__EXERCISE__. Write out the whole of the material exactly.

__INPUT DATA__.
============

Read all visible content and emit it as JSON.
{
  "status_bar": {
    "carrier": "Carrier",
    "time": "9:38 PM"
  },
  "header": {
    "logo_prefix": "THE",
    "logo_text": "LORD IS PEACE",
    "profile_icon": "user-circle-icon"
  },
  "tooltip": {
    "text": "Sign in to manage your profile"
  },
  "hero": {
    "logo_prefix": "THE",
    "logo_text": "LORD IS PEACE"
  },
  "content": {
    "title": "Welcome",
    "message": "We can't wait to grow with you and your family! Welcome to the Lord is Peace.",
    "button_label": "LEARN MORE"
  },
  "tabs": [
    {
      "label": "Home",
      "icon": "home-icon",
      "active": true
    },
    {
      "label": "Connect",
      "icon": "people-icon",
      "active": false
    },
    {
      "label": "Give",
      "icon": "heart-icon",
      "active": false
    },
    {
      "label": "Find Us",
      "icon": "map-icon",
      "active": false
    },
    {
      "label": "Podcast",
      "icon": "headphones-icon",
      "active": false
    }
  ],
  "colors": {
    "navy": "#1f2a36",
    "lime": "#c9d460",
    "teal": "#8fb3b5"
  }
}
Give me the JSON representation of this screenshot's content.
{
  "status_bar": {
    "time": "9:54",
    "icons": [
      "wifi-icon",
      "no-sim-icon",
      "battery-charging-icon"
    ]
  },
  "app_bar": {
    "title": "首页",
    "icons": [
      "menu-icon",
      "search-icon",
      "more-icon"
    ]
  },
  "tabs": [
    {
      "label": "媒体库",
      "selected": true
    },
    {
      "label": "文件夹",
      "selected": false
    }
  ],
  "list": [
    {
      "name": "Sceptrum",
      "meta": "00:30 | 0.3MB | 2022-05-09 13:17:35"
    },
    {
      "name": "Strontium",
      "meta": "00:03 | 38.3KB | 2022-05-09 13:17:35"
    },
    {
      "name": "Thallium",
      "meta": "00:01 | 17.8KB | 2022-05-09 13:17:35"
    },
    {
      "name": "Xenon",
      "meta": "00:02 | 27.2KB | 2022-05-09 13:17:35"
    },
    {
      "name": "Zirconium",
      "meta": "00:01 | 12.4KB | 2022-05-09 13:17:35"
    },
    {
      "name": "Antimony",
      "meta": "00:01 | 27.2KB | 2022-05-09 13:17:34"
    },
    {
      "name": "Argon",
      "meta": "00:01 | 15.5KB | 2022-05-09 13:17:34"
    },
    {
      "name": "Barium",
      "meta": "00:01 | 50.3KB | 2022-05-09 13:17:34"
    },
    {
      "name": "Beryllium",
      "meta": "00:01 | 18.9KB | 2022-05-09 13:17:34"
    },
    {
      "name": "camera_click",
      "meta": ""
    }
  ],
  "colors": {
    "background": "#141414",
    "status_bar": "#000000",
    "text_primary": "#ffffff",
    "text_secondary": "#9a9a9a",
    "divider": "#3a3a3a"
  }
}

============

__WORKED SOLUTION__.
Read all visible content and emit it as JSON.
{
  "status_bar": {
    "carrier": "Carrier",
    "time": "9:38 PM"
  },
  "header": {
    "logo_prefix": "THE",
    "logo_text": "LORD IS PEACE",
    "profile_icon": "user-circle-icon"
  },
  "tooltip": {
    "text": "Sign in to manage your profile"
  },
  "hero": {
    "logo_prefix": "THE",
    "logo_text": "LORD IS PEACE"
  },
  "content": {
    "title": "Welcome",
    "message": "We can't wait to grow with you and your family! Welcome to the Lord is Peace.",
    "button_label": "LEARN MORE"
  },
  "tabs": [
    {
      "label": "Home",
      "icon": "home-icon",
      "active": true
    },
    {
      "label": "Connect",
      "icon": "people-icon",
      "active": false
    },
    {
      "label": "Give",
      "icon": "heart-icon",
      "active": false
    },
    {
      "label": "Find Us",
      "icon": "map-icon",
      "active": false
    },
    {
      "label": "Podcast",
      "icon": "headphones-icon",
      "active": false
    }
  ],
  "colors": {
    "navy": "#1f2a36",
    "lime": "#c9d460",
    "teal": "#8fb3b5"
  }
}
Give me the JSON representation of this screenshot's content.
{
  "status_bar": {
    "time": "9:54",
    "icons": [
      "wifi-icon",
      "no-sim-icon",
      "battery-charging-icon"
    ]
  },
  "app_bar": {
    "title": "首页",
    "icons": [
      "menu-icon",
      "search-icon",
      "more-icon"
    ]
  },
  "tabs": [
    {
      "label": "媒体库",
      "selected": true
    },
    {
      "label": "文件夹",
      "selected": false
    }
  ],
  "list": [
    {
      "name": "Sceptrum",
      "meta": "00:30 | 0.3MB | 2022-05-09 13:17:35"
    },
    {
      "name": "Strontium",
      "meta": "00:03 | 38.3KB | 2022-05-09 13:17:35"
    },
    {
      "name": "Thallium",
      "meta": "00:01 | 17.8KB | 2022-05-09 13:17:35"
    },
    {
      "name": "Xenon",
      "meta": "00:02 | 27.2KB | 2022-05-09 13:17:35"
    },
    {
      "name": "Zirconium",
      "meta": "00:01 | 12.4KB | 2022-05-09 13:17:35"
    },
    {
      "name": "Antimony",
      "meta": "00:01 | 27.2KB | 2022-05-09 13:17:34"
    },
    {
      "name": "Argon",
      "meta": "00:01 | 15.5KB | 2022-05-09 13:17:34"
    },
    {
      "name": "Barium",
      "meta": "00:01 | 50.3KB | 2022-05-09 13:17:34"
    },
    {
      "name": "Beryllium",
      "meta": "00:01 | 18.9KB | 2022-05-09 13:17:34"
    },
    {
      "name": "camera_click",
      "meta": ""
    }
  ],
  "colors": {
    "background": "#141414",
    "status_bar": "#000000",
    "text_primary": "#ffffff",
    "text_secondary": "#9a9a9a",
    "divider": "#3a3a3a"
  }
}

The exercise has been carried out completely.